AIM OF THE EXERCISE →
Print all records exactly, leaving nothing out.

EXTRACTED MATERIAL →
● ● ● ●

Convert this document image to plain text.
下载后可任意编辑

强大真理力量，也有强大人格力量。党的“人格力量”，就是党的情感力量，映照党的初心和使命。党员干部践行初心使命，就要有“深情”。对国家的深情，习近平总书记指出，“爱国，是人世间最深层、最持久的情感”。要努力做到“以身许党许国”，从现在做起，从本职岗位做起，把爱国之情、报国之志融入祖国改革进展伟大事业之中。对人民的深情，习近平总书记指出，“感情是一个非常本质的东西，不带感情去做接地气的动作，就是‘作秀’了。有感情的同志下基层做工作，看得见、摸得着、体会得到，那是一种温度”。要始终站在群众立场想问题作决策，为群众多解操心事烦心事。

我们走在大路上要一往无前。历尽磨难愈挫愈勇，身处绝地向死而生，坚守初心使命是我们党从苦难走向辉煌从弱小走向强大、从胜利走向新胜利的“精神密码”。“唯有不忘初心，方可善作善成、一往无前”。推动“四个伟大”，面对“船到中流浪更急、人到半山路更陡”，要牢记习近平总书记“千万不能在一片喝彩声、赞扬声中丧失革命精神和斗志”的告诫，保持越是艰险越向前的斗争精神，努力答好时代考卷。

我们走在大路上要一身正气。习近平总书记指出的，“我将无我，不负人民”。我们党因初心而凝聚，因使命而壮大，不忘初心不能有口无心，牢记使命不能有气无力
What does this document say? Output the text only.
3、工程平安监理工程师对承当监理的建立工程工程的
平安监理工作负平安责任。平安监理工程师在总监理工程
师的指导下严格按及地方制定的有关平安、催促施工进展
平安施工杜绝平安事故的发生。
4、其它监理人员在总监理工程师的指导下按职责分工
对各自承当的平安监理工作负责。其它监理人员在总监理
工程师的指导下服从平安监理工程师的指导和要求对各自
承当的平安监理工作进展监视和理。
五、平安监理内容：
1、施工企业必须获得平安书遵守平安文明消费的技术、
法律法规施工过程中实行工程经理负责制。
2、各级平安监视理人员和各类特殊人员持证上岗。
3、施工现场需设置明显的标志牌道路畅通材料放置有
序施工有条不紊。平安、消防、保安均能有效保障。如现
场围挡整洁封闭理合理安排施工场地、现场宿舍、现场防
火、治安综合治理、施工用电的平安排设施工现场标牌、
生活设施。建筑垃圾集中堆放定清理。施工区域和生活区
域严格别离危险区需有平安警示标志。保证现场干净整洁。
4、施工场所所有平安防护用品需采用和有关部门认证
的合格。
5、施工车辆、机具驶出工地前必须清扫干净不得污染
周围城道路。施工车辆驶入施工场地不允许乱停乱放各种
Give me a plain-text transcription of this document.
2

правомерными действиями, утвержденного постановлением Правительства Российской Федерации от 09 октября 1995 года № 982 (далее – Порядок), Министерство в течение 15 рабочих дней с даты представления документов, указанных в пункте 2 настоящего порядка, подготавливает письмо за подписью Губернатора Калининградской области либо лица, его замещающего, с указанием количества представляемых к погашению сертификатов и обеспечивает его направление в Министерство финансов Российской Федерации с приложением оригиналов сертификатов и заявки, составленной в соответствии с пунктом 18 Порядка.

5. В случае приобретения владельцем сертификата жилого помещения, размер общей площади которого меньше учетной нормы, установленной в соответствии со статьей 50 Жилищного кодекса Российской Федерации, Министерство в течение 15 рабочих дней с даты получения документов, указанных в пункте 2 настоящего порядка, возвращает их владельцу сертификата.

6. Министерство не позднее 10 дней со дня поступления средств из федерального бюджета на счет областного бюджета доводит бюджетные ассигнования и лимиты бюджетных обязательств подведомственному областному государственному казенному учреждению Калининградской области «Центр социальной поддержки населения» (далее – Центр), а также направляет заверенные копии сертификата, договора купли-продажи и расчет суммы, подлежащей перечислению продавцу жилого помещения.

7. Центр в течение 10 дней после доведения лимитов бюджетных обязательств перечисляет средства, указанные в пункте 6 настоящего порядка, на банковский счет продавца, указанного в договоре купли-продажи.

● ● ● ●

SOLVED PROBLEM →
Convert this document image to plain text.
下载后可任意编辑

强大真理力量，也有强大人格力量。党的“人格力量”，就是党的情感力量，映照党的初心和使命。党员干部践行初心使命，就要有“深情”。对国家的深情，习近平总书记指出，“爱国，是人世间最深层、最持久的情感”。要努力做到“以身许党许国”，从现在做起，从本职岗位做起，把爱国之情、报国之志融入祖国改革进展伟大事业之中。对人民的深情，习近平总书记指出，“感情是一个非常本质的东西，不带感情去做接地气的动作，就是‘作秀’了。有感情的同志下基层做工作，看得见、摸得着、体会得到，那是一种温度”。要始终站在群众立场想问题作决策，为群众多解操心事烦心事。

我们走在大路上要一往无前。历尽磨难愈挫愈勇，身处绝地向死而生，坚守初心使命是我们党从苦难走向辉煌从弱小走向强大、从胜利走向新胜利的“精神密码”。“唯有不忘初心，方可善作善成、一往无前”。推动“四个伟大”，面对“船到中流浪更急、人到半山路更陡”，要牢记习近平总书记“千万不能在一片喝彩声、赞扬声中丧失革命精神和斗志”的告诫，保持越是艰险越向前的斗争精神，努力答好时代考卷。

我们走在大路上要一身正气。习近平总书记指出的，“我将无我，不负人民”。我们党因初心而凝聚，因使命而壮大，不忘初心不能有口无心，牢记使命不能有气无力
What does this document say? Output the text only.
3、工程平安监理工程师对承当监理的建立工程工程的
平安监理工作负平安责任。平安监理工程师在总监理工程
师的指导下严格按及地方制定的有关平安、催促施工进展
平安施工杜绝平安事故的发生。
4、其它监理人员在总监理工程师的指导下按职责分工
对各自承当的平安监理工作负责。其它监理人员在总监理
工程师的指导下服从平安监理工程师的指导和要求对各自
承当的平安监理工作进展监视和理。
五、平安监理内容：
1、施工企业必须获得平安书遵守平安文明消费的技术、
法律法规施工过程中实行工程经理负责制。
2、各级平安监视理人员和各类特殊人员持证上岗。
3、施工现场需设置明显的标志牌道路畅通材料放置有
序施工有条不紊。平安、消防、保安均能有效保障。如现
场围挡整洁封闭理合理安排施工场地、现场宿舍、现场防
火、治安综合治理、施工用电的平安排设施工现场标牌、
生活设施。建筑垃圾集中堆放定清理。施工区域和生活区
域严格别离危险区需有平安警示标志。保证现场干净整洁。
4、施工场所所有平安防护用品需采用和有关部门认证
的合格。
5、施工车辆、机具驶出工地前必须清扫干净不得污染
周围城道路。施工车辆驶入施工场地不允许乱停乱放各种
Give me a plain-text transcription of this document.
2

правомерными действиями, утвержденного постановлением Правительства Российской Федерации от 09 октября 1995 года № 982 (далее – Порядок), Министерство в течение 15 рабочих дней с даты представления документов, указанных в пункте 2 настоящего порядка, подготавливает письмо за подписью Губернатора Калининградской области либо лица, его замещающего, с указанием количества представляемых к погашению сертификатов и обеспечивает его направление в Министерство финансов Российской Федерации с приложением оригиналов сертификатов и заявки, составленной в соответствии с пунктом 18 Порядка.

5. В случае приобретения владельцем сертификата жилого помещения, размер общей площади которого меньше учетной нормы, установленной в соответствии со статьей 50 Жилищного кодекса Российской Федерации, Министерство в течение 15 рабочих дней с даты получения документов, указанных в пункте 2 настоящего порядка, возвращает их владельцу сертификата.

6. Министерство не позднее 10 дней со дня поступления средств из федерального бюджета на счет областного бюджета доводит бюджетные ассигнования и лимиты бюджетных обязательств подведомственному областному государственному казенному учреждению Калининградской области «Центр социальной поддержки населения» (далее – Центр), а также направляет заверенные копии сертификата, договора купли-продажи и расчет суммы, подлежащей перечислению продавцу жилого помещения.

7. Центр в течение 10 дней после доведения лимитов бюджетных обязательств перечисляет средства, указанные в пункте 6 настоящего порядка, на банковский счет продавца, указанного в договоре купли-продажи.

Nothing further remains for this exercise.